→ **Exercise materials**:
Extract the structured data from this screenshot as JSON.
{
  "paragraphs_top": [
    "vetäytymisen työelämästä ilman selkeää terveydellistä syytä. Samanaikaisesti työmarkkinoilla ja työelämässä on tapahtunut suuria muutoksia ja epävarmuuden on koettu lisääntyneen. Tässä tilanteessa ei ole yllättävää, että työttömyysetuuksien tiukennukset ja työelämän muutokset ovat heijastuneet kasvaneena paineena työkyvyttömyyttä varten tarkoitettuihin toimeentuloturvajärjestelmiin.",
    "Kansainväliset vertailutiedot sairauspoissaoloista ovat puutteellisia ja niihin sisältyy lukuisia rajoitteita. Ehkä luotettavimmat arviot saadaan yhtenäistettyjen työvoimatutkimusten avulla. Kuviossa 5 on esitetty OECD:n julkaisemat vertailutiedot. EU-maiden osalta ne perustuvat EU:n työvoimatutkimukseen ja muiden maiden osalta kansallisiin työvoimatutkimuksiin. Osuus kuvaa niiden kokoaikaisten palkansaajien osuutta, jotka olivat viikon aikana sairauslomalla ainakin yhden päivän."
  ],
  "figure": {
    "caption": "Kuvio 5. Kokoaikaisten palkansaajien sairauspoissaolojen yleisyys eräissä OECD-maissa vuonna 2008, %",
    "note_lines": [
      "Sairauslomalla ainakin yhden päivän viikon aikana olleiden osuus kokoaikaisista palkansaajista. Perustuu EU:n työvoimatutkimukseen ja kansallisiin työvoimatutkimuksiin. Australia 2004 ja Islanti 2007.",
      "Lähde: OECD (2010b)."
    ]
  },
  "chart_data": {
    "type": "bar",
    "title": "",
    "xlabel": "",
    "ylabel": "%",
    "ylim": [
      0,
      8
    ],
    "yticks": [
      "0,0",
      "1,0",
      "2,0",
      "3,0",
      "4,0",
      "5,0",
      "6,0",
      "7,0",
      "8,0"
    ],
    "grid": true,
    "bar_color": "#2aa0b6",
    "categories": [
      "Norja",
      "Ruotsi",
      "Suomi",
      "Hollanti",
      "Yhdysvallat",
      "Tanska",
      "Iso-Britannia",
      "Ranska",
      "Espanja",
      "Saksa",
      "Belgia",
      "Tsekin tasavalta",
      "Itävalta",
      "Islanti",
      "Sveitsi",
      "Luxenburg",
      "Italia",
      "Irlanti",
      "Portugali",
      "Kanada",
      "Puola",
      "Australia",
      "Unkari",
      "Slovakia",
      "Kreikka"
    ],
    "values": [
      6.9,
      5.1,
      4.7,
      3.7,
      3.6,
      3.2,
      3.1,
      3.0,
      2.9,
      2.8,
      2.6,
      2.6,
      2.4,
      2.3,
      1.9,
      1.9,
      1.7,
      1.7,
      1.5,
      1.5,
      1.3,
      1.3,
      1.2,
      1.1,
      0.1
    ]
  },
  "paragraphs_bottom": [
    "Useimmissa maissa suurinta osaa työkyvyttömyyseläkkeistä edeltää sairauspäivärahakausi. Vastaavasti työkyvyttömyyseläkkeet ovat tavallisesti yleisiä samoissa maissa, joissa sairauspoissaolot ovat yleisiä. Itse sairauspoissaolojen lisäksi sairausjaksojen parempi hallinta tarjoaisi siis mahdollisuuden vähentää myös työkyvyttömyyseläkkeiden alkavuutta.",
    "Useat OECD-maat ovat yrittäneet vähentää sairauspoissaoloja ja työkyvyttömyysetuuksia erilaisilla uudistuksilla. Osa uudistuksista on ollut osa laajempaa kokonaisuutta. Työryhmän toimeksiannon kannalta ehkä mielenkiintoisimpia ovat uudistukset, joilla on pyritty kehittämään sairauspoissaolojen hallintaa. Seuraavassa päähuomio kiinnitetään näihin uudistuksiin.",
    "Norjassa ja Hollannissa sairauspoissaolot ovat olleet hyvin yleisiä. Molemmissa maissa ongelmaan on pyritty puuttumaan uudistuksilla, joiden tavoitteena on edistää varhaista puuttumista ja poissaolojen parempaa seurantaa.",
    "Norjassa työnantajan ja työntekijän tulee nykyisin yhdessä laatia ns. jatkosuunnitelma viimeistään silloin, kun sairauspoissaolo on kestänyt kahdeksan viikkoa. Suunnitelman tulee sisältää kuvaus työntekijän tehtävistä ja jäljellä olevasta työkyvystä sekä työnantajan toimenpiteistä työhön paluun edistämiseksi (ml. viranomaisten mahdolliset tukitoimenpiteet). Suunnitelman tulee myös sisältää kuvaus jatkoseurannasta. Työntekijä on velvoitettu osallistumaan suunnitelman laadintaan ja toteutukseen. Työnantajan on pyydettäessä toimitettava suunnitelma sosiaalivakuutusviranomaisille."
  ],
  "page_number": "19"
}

→ **Stated task**:
Output all of the data again, exactly.

→ **Correct output**:
Extract the structured data from this screenshot as JSON.
{
  "paragraphs_top": [
    "vetäytymisen työelämästä ilman selkeää terveydellistä syytä. Samanaikaisesti työmarkkinoilla ja työelämässä on tapahtunut suuria muutoksia ja epävarmuuden on koettu lisääntyneen. Tässä tilanteessa ei ole yllättävää, että työttömyysetuuksien tiukennukset ja työelämän muutokset ovat heijastuneet kasvaneena paineena työkyvyttömyyttä varten tarkoitettuihin toimeentuloturvajärjestelmiin.",
    "Kansainväliset vertailutiedot sairauspoissaoloista ovat puutteellisia ja niihin sisältyy lukuisia rajoitteita. Ehkä luotettavimmat arviot saadaan yhtenäistettyjen työvoimatutkimusten avulla. Kuviossa 5 on esitetty OECD:n julkaisemat vertailutiedot. EU-maiden osalta ne perustuvat EU:n työvoimatutkimukseen ja muiden maiden osalta kansallisiin työvoimatutkimuksiin. Osuus kuvaa niiden kokoaikaisten palkansaajien osuutta, jotka olivat viikon aikana sairauslomalla ainakin yhden päivän."
  ],
  "figure": {
    "caption": "Kuvio 5. Kokoaikaisten palkansaajien sairauspoissaolojen yleisyys eräissä OECD-maissa vuonna 2008, %",
    "note_lines": [
      "Sairauslomalla ainakin yhden päivän viikon aikana olleiden osuus kokoaikaisista palkansaajista. Perustuu EU:n työvoimatutkimukseen ja kansallisiin työvoimatutkimuksiin. Australia 2004 ja Islanti 2007.",
      "Lähde: OECD (2010b)."
    ]
  },
  "chart_data": {
    "type": "bar",
    "title": "",
    "xlabel": "",
    "ylabel": "%",
    "ylim": [
      0,
      8
    ],
    "yticks": [
      "0,0",
      "1,0",
      "2,0",
      "3,0",
      "4,0",
      "5,0",
      "6,0",
      "7,0",
      "8,0"
    ],
    "grid": true,
    "bar_color": "#2aa0b6",
    "categories": [
      "Norja",
      "Ruotsi",
      "Suomi",
      "Hollanti",
      "Yhdysvallat",
      "Tanska",
      "Iso-Britannia",
      "Ranska",
      "Espanja",
      "Saksa",
      "Belgia",
      "Tsekin tasavalta",
      "Itävalta",
      "Islanti",
      "Sveitsi",
      "Luxenburg",
      "Italia",
      "Irlanti",
      "Portugali",
      "Kanada",
      "Puola",
      "Australia",
      "Unkari",
      "Slovakia",
      "Kreikka"
    ],
    "values": [
      6.9,
      5.1,
      4.7,
      3.7,
      3.6,
      3.2,
      3.1,
      3.0,
      2.9,
      2.8,
      2.6,
      2.6,
      2.4,
      2.3,
      1.9,
      1.9,
      1.7,
      1.7,
      1.5,
      1.5,
      1.3,
      1.3,
      1.2,
      1.1,
      0.1
    ]
  },
  "paragraphs_bottom": [
    "Useimmissa maissa suurinta osaa työkyvyttömyyseläkkeistä edeltää sairauspäivärahakausi. Vastaavasti työkyvyttömyyseläkkeet ovat tavallisesti yleisiä samoissa maissa, joissa sairauspoissaolot ovat yleisiä. Itse sairauspoissaolojen lisäksi sairausjaksojen parempi hallinta tarjoaisi siis mahdollisuuden vähentää myös työkyvyttömyyseläkkeiden alkavuutta.",
    "Useat OECD-maat ovat yrittäneet vähentää sairauspoissaoloja ja työkyvyttömyysetuuksia erilaisilla uudistuksilla. Osa uudistuksista on ollut osa laajempaa kokonaisuutta. Työryhmän toimeksiannon kannalta ehkä mielenkiintoisimpia ovat uudistukset, joilla on pyritty kehittämään sairauspoissaolojen hallintaa. Seuraavassa päähuomio kiinnitetään näihin uudistuksiin.",
    "Norjassa ja Hollannissa sairauspoissaolot ovat olleet hyvin yleisiä. Molemmissa maissa ongelmaan on pyritty puuttumaan uudistuksilla, joiden tavoitteena on edistää varhaista puuttumista ja poissaolojen parempaa seurantaa.",
    "Norjassa työnantajan ja työntekijän tulee nykyisin yhdessä laatia ns. jatkosuunnitelma viimeistään silloin, kun sairauspoissaolo on kestänyt kahdeksan viikkoa. Suunnitelman tulee sisältää kuvaus työntekijän tehtävistä ja jäljellä olevasta työkyvystä sekä työnantajan toimenpiteistä työhön paluun edistämiseksi (ml. viranomaisten mahdolliset tukitoimenpiteet). Suunnitelman tulee myös sisältää kuvaus jatkoseurannasta. Työntekijä on velvoitettu osallistumaan suunnitelman laadintaan ja toteutukseen. Työnantajan on pyydettäessä toimitettava suunnitelma sosiaalivakuutusviranomaisille."
  ],
  "page_number": "19"
}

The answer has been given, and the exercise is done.